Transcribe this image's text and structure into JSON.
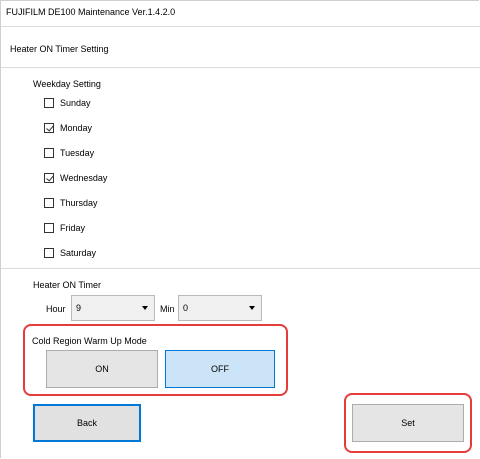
{
  "window": {
    "title": "FUJIFILM DE100 Maintenance Ver.1.4.2.0"
  },
  "header": {
    "title": "Heater ON Timer Setting"
  },
  "weekday": {
    "label": "Weekday Setting",
    "days": [
      {
        "label": "Sunday",
        "checked": false
      },
      {
        "label": "Monday",
        "checked": true
      },
      {
        "label": "Tuesday",
        "checked": false
      },
      {
        "label": "Wednesday",
        "checked": true
      },
      {
        "label": "Thursday",
        "checked": false
      },
      {
        "label": "Friday",
        "checked": false
      },
      {
        "label": "Saturday",
        "checked": false
      }
    ]
  },
  "timer": {
    "label": "Heater ON Timer",
    "hour_label": "Hour",
    "hour_value": "9",
    "min_label": "Min",
    "min_value": "0"
  },
  "cold_region": {
    "label": "Cold Region Warm Up Mode",
    "on_label": "ON",
    "off_label": "OFF",
    "selected": "OFF"
  },
  "actions": {
    "back_label": "Back",
    "set_label": "Set"
  },
  "colors": {
    "highlight": "#e63b3b",
    "selected_fill": "#cce4f7",
    "focus_border": "#0078d7"
  }
}
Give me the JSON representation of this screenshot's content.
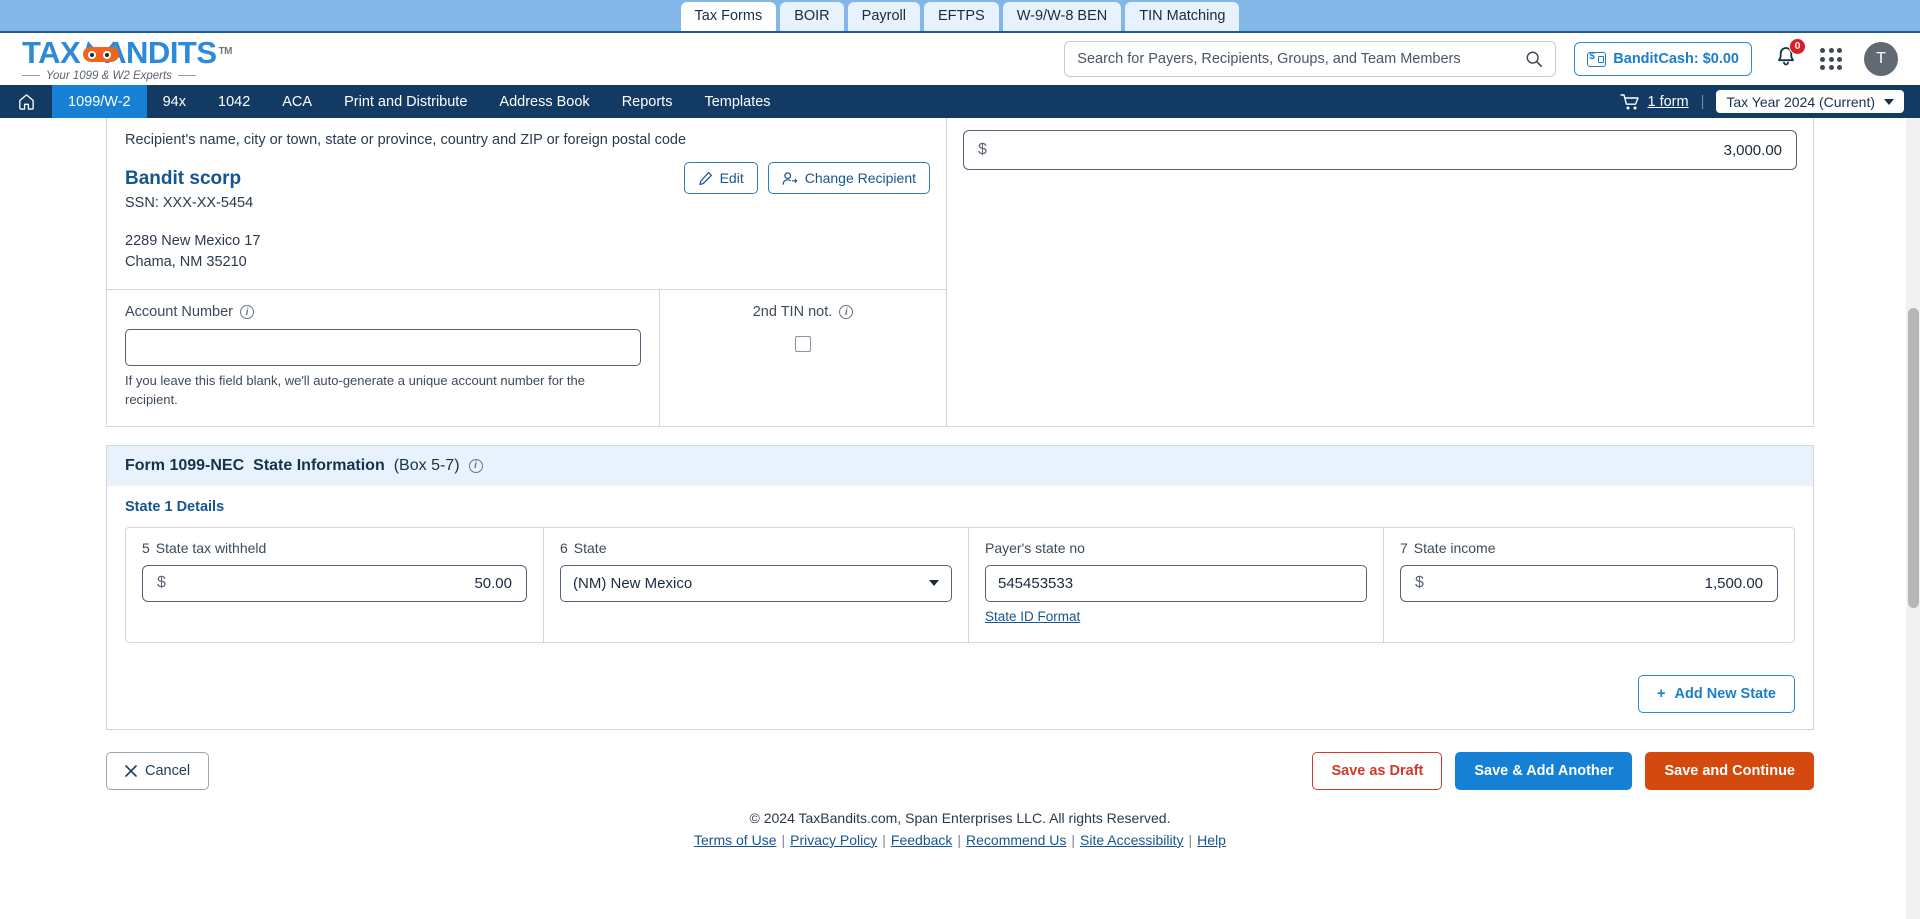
{
  "product_tabs": [
    {
      "label": "Tax Forms",
      "active": true
    },
    {
      "label": "BOIR",
      "active": false
    },
    {
      "label": "Payroll",
      "active": false
    },
    {
      "label": "EFTPS",
      "active": false
    },
    {
      "label": "W-9/W-8 BEN",
      "active": false
    },
    {
      "label": "TIN Matching",
      "active": false
    }
  ],
  "brand": {
    "name_part1": "TAX",
    "name_part2": "ANDITS",
    "tm": "TM",
    "tagline": "Your 1099 & W2 Experts"
  },
  "header": {
    "search_placeholder": "Search for Payers, Recipients, Groups, and Team Members",
    "search_value": "",
    "bandit_cash": "BanditCash: $0.00",
    "notification_count": "0",
    "avatar_initial": "T"
  },
  "nav": {
    "items": [
      {
        "label": "1099/W-2",
        "active": true
      },
      {
        "label": "94x",
        "active": false
      },
      {
        "label": "1042",
        "active": false
      },
      {
        "label": "ACA",
        "active": false
      },
      {
        "label": "Print and Distribute",
        "active": false
      },
      {
        "label": "Address Book",
        "active": false
      },
      {
        "label": "Reports",
        "active": false
      },
      {
        "label": "Templates",
        "active": false
      }
    ],
    "cart_label": "1 form",
    "divider": "|",
    "tax_year": "Tax Year 2024 (Current)"
  },
  "recipient": {
    "caption": "Recipient's name, city or town, state or province, country and ZIP or foreign postal code",
    "name": "Bandit scorp",
    "ssn": "SSN: XXX-XX-5454",
    "address_line1": "2289 New Mexico 17",
    "address_line2": "Chama, NM 35210",
    "edit_label": "Edit",
    "change_label": "Change Recipient"
  },
  "account": {
    "label": "Account Number",
    "value": "",
    "hint": "If you leave this field blank, we'll auto-generate a unique account number for the recipient."
  },
  "tin": {
    "label": "2nd TIN not.",
    "checked": false
  },
  "nonemployee_amount": {
    "dollar": "$",
    "value": "3,000.00"
  },
  "state_info": {
    "heading_form": "Form 1099-NEC",
    "heading_title": "State Information",
    "heading_box": "(Box 5-7)",
    "state1_title": "State 1 Details",
    "fields": {
      "state_tax_withheld": {
        "num": "5",
        "label": "State tax withheld",
        "dollar": "$",
        "value": "50.00"
      },
      "state": {
        "num": "6",
        "label": "State",
        "value": "(NM) New Mexico"
      },
      "payer_state_no": {
        "label": "Payer's state no",
        "value": "545453533",
        "link": "State ID Format"
      },
      "state_income": {
        "num": "7",
        "label": "State income",
        "dollar": "$",
        "value": "1,500.00"
      }
    },
    "add_state_label": "Add New State",
    "add_state_plus": "+"
  },
  "actions": {
    "cancel": "Cancel",
    "save_draft": "Save as Draft",
    "save_add_another": "Save & Add Another",
    "save_continue": "Save and Continue"
  },
  "footer": {
    "copyright": "© 2024 TaxBandits.com, Span Enterprises LLC. All rights Reserved.",
    "links": [
      "Terms of Use",
      "Privacy Policy",
      "Feedback",
      "Recommend Us",
      "Site Accessibility",
      "Help"
    ],
    "separator": "|"
  },
  "colors": {
    "brand_blue": "#2c8ad6",
    "brand_orange": "#f1641e",
    "nav_dark": "#123a63",
    "accent_blue": "#1680d4",
    "danger_red": "#cf3b2b",
    "primary_orange": "#d4490d"
  }
}
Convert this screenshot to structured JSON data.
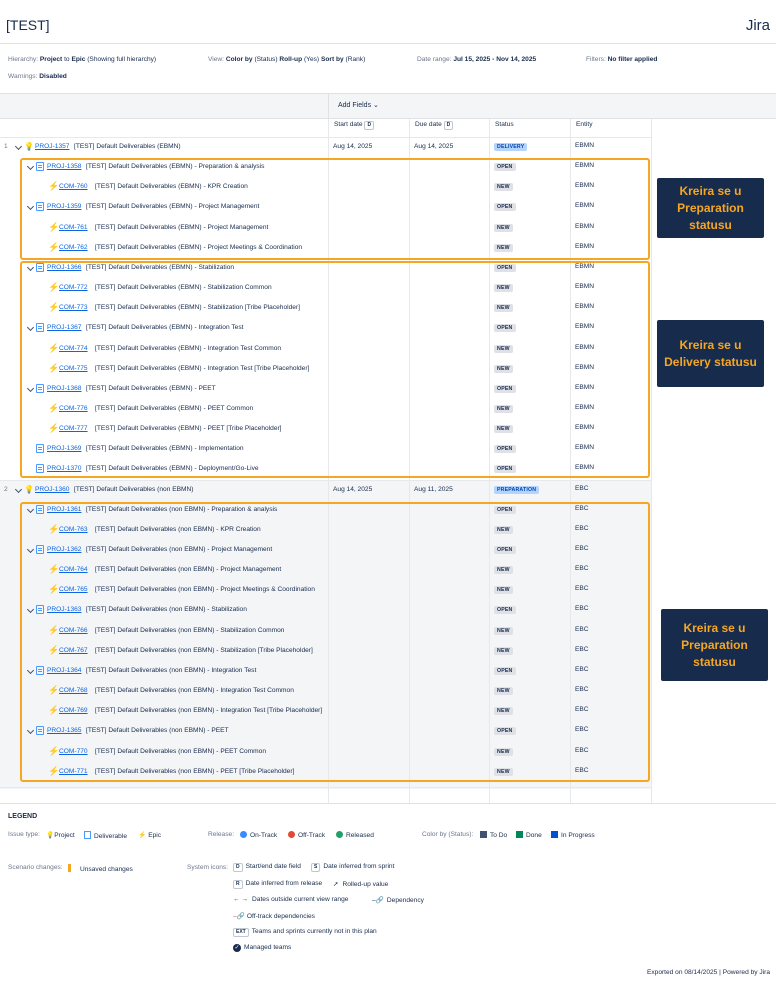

+-------+

- Problem details:
Return each line from the material above exactly, but not the pictures.

- Correct response:
Transcribe this image's text and structure into JSON.
{
  "window": {
    "title": "FUJIFILM DE100 Maintenance Ver.1.4.2.0"
  },
  "header": {
    "title": "Heater ON Timer Setting"
  },
  "weekday": {
    "label": "Weekday Setting",
    "days": [
      {
        "label": "Sunday",
        "checked": false
      },
      {
        "label": "Monday",
        "checked": true
      },
      {
        "label": "Tuesday",
        "checked": false
      },
      {
        "label": "Wednesday",
        "checked": true
      },
      {
        "label": "Thursday",
        "checked": false
      },
      {
        "label": "Friday",
        "checked": false
      },
      {
        "label": "Saturday",
        "checked": false
      }
    ]
  },
  "timer": {
    "label": "Heater ON Timer",
    "hour_label": "Hour",
    "hour_value": "9",
    "min_label": "Min",
    "min_value": "0"
  },
  "cold_region": {
    "label": "Cold Region Warm Up Mode",
    "on_label": "ON",
    "off_label": "OFF",
    "selected": "OFF"
  },
  "actions": {
    "back_label": "Back",
    "set_label": "Set"
  },
  "colors": {
    "highlight": "#e63b3b",
    "selected_fill": "#cce4f7",
    "focus_border": "#0078d7"
  }
}
Give me the JSON representation of this screenshot's content.
{
  "product_tabs": [
    {
      "label": "Tax Forms",
      "active": true
    },
    {
      "label": "BOIR",
      "active": false
    },
    {
      "label": "Payroll",
      "active": false
    },
    {
      "label": "EFTPS",
      "active": false
    },
    {
      "label": "W-9/W-8 BEN",
      "active": false
    },
    {
      "label": "TIN Matching",
      "active": false
    }
  ],
  "brand": {
    "name_part1": "TAX",
    "name_part2": "ANDITS",
    "tm": "TM",
    "tagline": "Your 1099 & W2 Experts"
  },
  "header": {
    "search_placeholder": "Search for Payers, Recipients, Groups, and Team Members",
    "search_value": "",
    "bandit_cash": "BanditCash: $0.00",
    "notification_count": "0",
    "avatar_initial": "T"
  },
  "nav": {
    "items": [
      {
        "label": "1099/W-2",
        "active": true
      },
      {
        "label": "94x",
        "active": false
      },
      {
        "label": "1042",
        "active": false
      },
      {
        "label": "ACA",
        "active": false
      },
      {
        "label": "Print and Distribute",
        "active": false
      },
      {
        "label": "Address Book",
        "active": false
      },
      {
        "label": "Reports",
        "active": false
      },
      {
        "label": "Templates",
        "active": false
      }
    ],
    "cart_label": "1 form",
    "divider": "|",
    "tax_year": "Tax Year 2024 (Current)"
  },
  "recipient": {
    "caption": "Recipient's name, city or town, state or province, country and ZIP or foreign postal code",
    "name": "Bandit scorp",
    "ssn": "SSN: XXX-XX-5454",
    "address_line1": "2289 New Mexico 17",
    "address_line2": "Chama, NM 35210",
    "edit_label": "Edit",
    "change_label": "Change Recipient"
  },
  "account": {
    "label": "Account Number",
    "value": "",
    "hint": "If you leave this field blank, we'll auto-generate a unique account number for the recipient."
  },
  "tin": {
    "label": "2nd TIN not.",
    "checked": false
  },
  "nonemployee_amount": {
    "dollar": "$",
    "value": "3,000.00"
  },
  "state_info": {
    "heading_form": "Form 1099-NEC",
    "heading_title": "State Information",
    "heading_box": "(Box 5-7)",
    "state1_title": "State 1 Details",
    "fields": {
      "state_tax_withheld": {
        "num": "5",
        "label": "State tax withheld",
        "dollar": "$",
        "value": "50.00"
      },
      "state": {
        "num": "6",
        "label": "State",
        "value": "(NM) New Mexico"
      },
      "payer_state_no": {
        "label": "Payer's state no",
        "value": "545453533",
        "link": "State ID Format"
      },
      "state_income": {
        "num": "7",
        "label": "State income",
        "dollar": "$",
        "value": "1,500.00"
      }
    },
    "add_state_label": "Add New State",
    "add_state_plus": "+"
  },
  "actions": {
    "cancel": "Cancel",
    "save_draft": "Save as Draft",
    "save_add_another": "Save & Add Another",
    "save_continue": "Save and Continue"
  },
  "footer": {
    "copyright": "© 2024 TaxBandits.com, Span Enterprises LLC. All rights Reserved.",
    "links": [
      "Terms of Use",
      "Privacy Policy",
      "Feedback",
      "Recommend Us",
      "Site Accessibility",
      "Help"
    ],
    "separator": "|"
  },
  "colors": {
    "brand_blue": "#2c8ad6",
    "brand_orange": "#f1641e",
    "nav_dark": "#123a63",
    "accent_blue": "#1680d4",
    "danger_red": "#cf3b2b",
    "primary_orange": "#d4490d"
  }
}
Convert this screenshot to structured JSON data.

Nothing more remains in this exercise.